((

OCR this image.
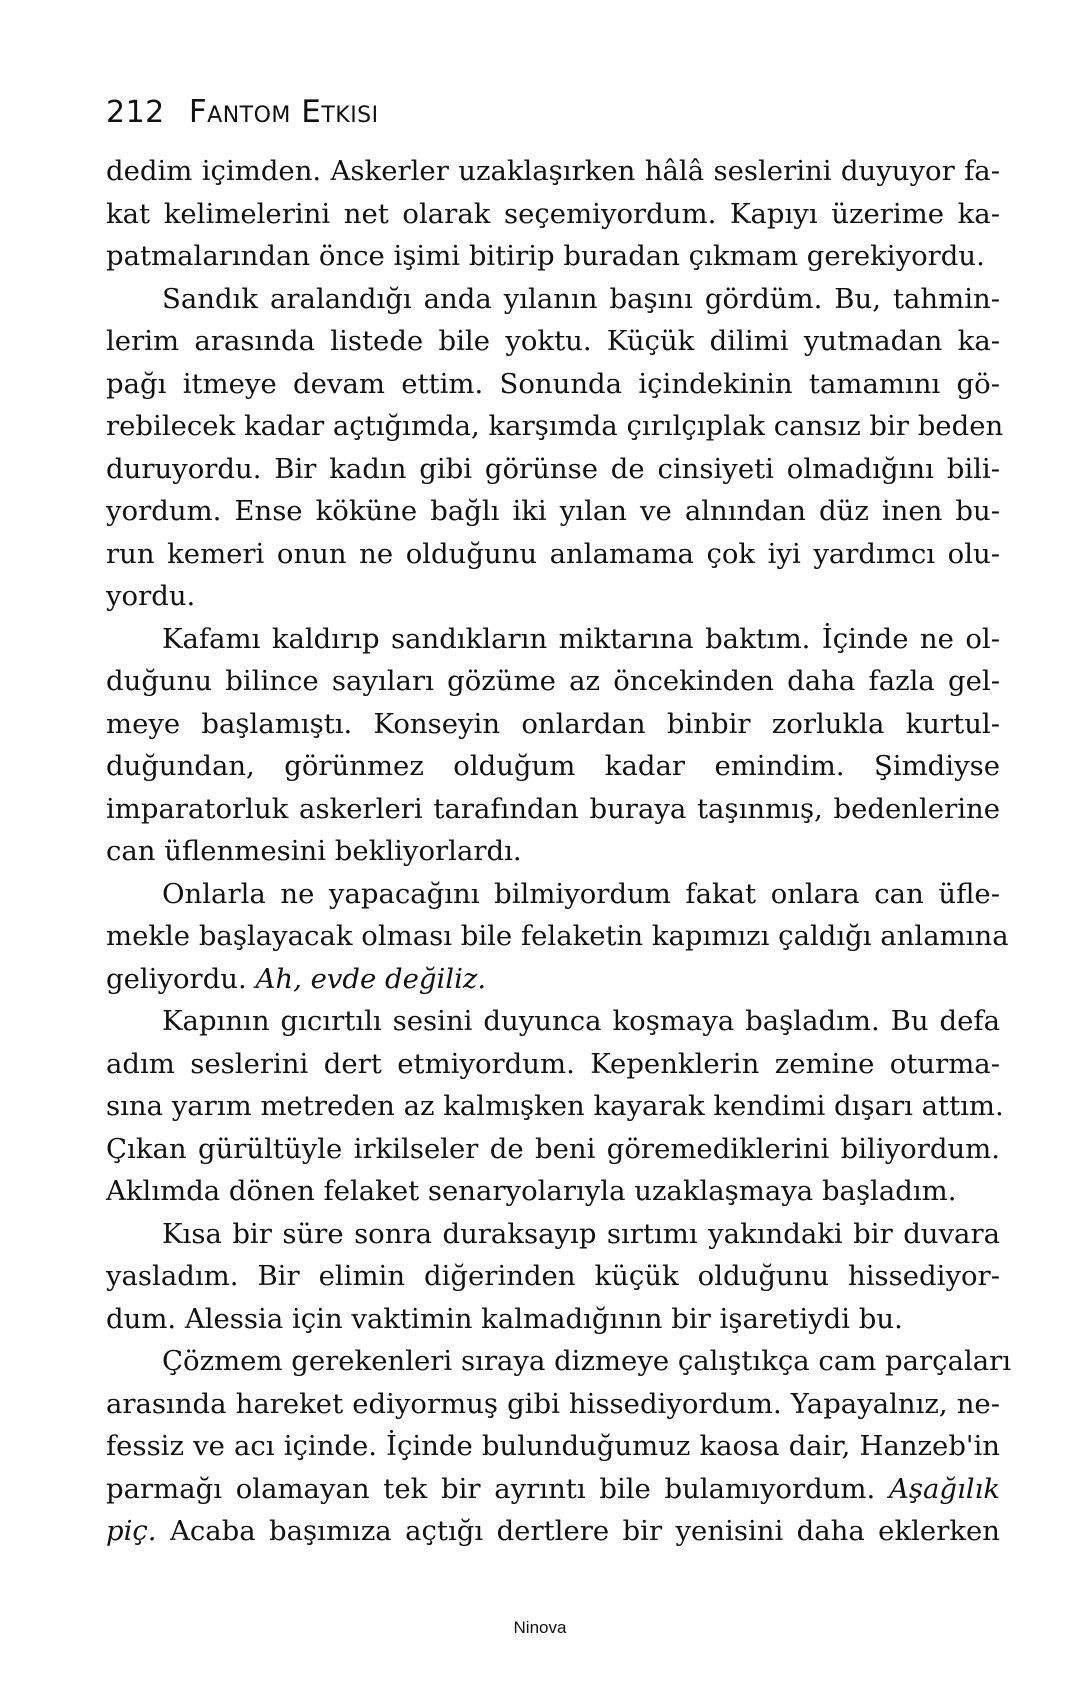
212 Fantom Etkisi
dedim içimden. Askerler uzaklaşırken hâlâ seslerini duyuyor fa-
kat kelimelerini net olarak seçemiyordum. Kapıyı üzerime ka-
patmalarından önce işimi bitirip buradan çıkmam gerekiyordu.
Sandık aralandığı anda yılanın başını gördüm. Bu, tahmin-
lerim arasında listede bile yoktu. Küçük dilimi yutmadan ka-
pağı itmeye devam ettim. Sonunda içindekinin tamamını gö-
rebilecek kadar açtığımda, karşımda çırılçıplak cansız bir beden
duruyordu. Bir kadın gibi görünse de cinsiyeti olmadığını bili-
yordum. Ense köküne bağlı iki yılan ve alnından düz inen bu-
run kemeri onun ne olduğunu anlamama çok iyi yardımcı olu-
yordu.
Kafamı kaldırıp sandıkların miktarına baktım. İçinde ne ol-
duğunu bilince sayıları gözüme az öncekinden daha fazla gel-
meye başlamıştı. Konseyin onlardan binbir zorlukla kurtul-
duğundan, görünmez olduğum kadar emindim. Şimdiyse
imparatorluk askerleri tarafından buraya taşınmış, bedenlerine
can üflenmesini bekliyorlardı.
Onlarla ne yapacağını bilmiyordum fakat onlara can üfle-
mekle başlayacak olması bile felaketin kapımızı çaldığı anlamına
geliyordu. Ah, evde değiliz.
Kapının gıcırtılı sesini duyunca koşmaya başladım. Bu defa
adım seslerini dert etmiyordum. Kepenklerin zemine oturma-
sına yarım metreden az kalmışken kayarak kendimi dışarı attım.
Çıkan gürültüyle irkilseler de beni göremediklerini biliyordum.
Aklımda dönen felaket senaryolarıyla uzaklaşmaya başladım.
Kısa bir süre sonra duraksayıp sırtımı yakındaki bir duvara
yasladım. Bir elimin diğerinden küçük olduğunu hissediyor-
dum. Alessia için vaktimin kalmadığının bir işaretiydi bu.
Çözmem gerekenleri sıraya dizmeye çalıştıkça cam parçaları
arasında hareket ediyormuş gibi hissediyordum. Yapayalnız, ne-
fessiz ve acı içinde. İçinde bulunduğumuz kaosa dair, Hanzeb'in
parmağı olamayan tek bir ayrıntı bile bulamıyordum. Aşağılık
piç. Acaba başımıza açtığı dertlere bir yenisini daha eklerken
Ninova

))

Repeat the records in full, exactly as they appear, without the pictures.

OCR this image.
212 Fantom Etkisi
dedim içimden. Askerler uzaklaşırken hâlâ seslerini duyuyor fa-
kat kelimelerini net olarak seçemiyordum. Kapıyı üzerime ka-
patmalarından önce işimi bitirip buradan çıkmam gerekiyordu.
Sandık aralandığı anda yılanın başını gördüm. Bu, tahmin-
lerim arasında listede bile yoktu. Küçük dilimi yutmadan ka-
pağı itmeye devam ettim. Sonunda içindekinin tamamını gö-
rebilecek kadar açtığımda, karşımda çırılçıplak cansız bir beden
duruyordu. Bir kadın gibi görünse de cinsiyeti olmadığını bili-
yordum. Ense köküne bağlı iki yılan ve alnından düz inen bu-
run kemeri onun ne olduğunu anlamama çok iyi yardımcı olu-
yordu.
Kafamı kaldırıp sandıkların miktarına baktım. İçinde ne ol-
duğunu bilince sayıları gözüme az öncekinden daha fazla gel-
meye başlamıştı. Konseyin onlardan binbir zorlukla kurtul-
duğundan, görünmez olduğum kadar emindim. Şimdiyse
imparatorluk askerleri tarafından buraya taşınmış, bedenlerine
can üflenmesini bekliyorlardı.
Onlarla ne yapacağını bilmiyordum fakat onlara can üfle-
mekle başlayacak olması bile felaketin kapımızı çaldığı anlamına
geliyordu. Ah, evde değiliz.
Kapının gıcırtılı sesini duyunca koşmaya başladım. Bu defa
adım seslerini dert etmiyordum. Kepenklerin zemine oturma-
sına yarım metreden az kalmışken kayarak kendimi dışarı attım.
Çıkan gürültüyle irkilseler de beni göremediklerini biliyordum.
Aklımda dönen felaket senaryolarıyla uzaklaşmaya başladım.
Kısa bir süre sonra duraksayıp sırtımı yakındaki bir duvara
yasladım. Bir elimin diğerinden küçük olduğunu hissediyor-
dum. Alessia için vaktimin kalmadığının bir işaretiydi bu.
Çözmem gerekenleri sıraya dizmeye çalıştıkça cam parçaları
arasında hareket ediyormuş gibi hissediyordum. Yapayalnız, ne-
fessiz ve acı içinde. İçinde bulunduğumuz kaosa dair, Hanzeb'in
parmağı olamayan tek bir ayrıntı bile bulamıyordum. Aşağılık
piç. Acaba başımıza açtığı dertlere bir yenisini daha eklerken
Ninova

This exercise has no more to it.